(A run of records)
════════════════════

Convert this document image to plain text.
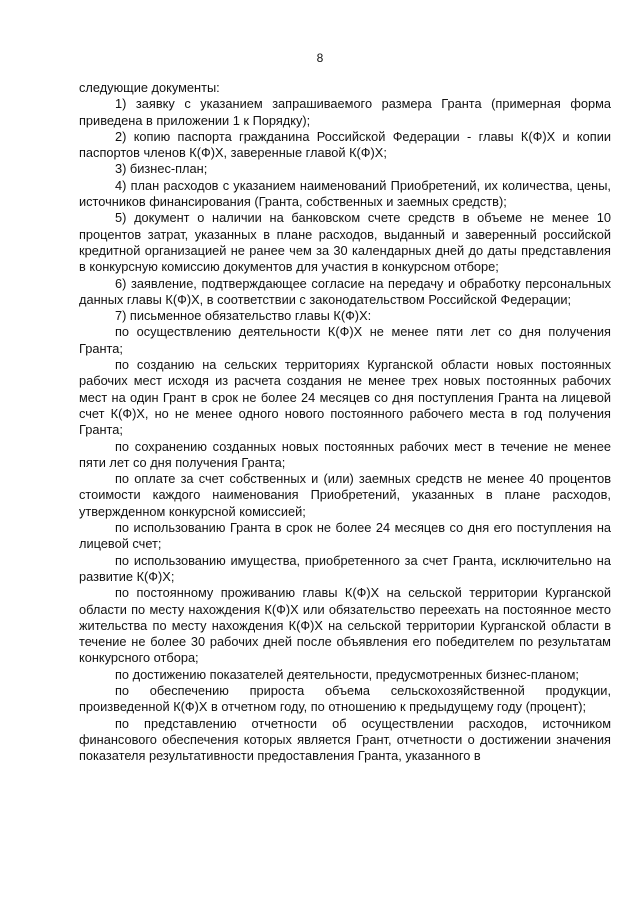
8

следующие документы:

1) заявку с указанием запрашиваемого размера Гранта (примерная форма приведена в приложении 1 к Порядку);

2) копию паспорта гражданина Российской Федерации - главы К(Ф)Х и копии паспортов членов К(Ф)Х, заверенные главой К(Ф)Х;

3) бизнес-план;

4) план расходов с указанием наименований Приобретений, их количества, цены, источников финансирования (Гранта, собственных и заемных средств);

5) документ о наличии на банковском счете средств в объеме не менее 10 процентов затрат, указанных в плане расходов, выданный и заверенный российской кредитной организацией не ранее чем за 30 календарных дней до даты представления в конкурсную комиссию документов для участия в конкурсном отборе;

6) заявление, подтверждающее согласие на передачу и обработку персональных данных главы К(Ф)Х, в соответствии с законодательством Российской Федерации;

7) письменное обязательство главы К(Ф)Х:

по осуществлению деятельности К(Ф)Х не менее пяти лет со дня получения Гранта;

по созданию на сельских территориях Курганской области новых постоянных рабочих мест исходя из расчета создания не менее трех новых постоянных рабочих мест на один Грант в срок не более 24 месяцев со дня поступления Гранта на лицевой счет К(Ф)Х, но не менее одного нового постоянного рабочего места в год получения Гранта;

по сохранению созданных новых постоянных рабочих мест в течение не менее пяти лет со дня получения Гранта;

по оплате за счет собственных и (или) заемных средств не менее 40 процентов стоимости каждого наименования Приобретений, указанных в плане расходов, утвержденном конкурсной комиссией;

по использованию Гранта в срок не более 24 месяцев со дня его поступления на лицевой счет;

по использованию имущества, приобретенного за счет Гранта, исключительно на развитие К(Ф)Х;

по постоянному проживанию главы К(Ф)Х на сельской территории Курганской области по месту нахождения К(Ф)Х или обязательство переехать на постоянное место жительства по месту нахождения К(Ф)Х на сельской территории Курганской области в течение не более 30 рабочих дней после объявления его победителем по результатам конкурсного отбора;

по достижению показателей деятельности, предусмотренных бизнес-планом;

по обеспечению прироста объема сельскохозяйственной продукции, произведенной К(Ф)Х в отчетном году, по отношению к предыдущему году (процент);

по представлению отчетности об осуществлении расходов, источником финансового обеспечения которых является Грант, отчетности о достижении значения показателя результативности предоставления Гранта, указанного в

════════════════════

*Instructions to follow*. Filter out all lines lacking the word "использованию" and copy the rest.

*Solution to this problem*.
по использованию Гранта в срок не более 24 месяцев со дня его поступления на лицевой счет;
по использованию имущества, приобретенного за счет Гранта, исключительно на развитие К(Ф)Х;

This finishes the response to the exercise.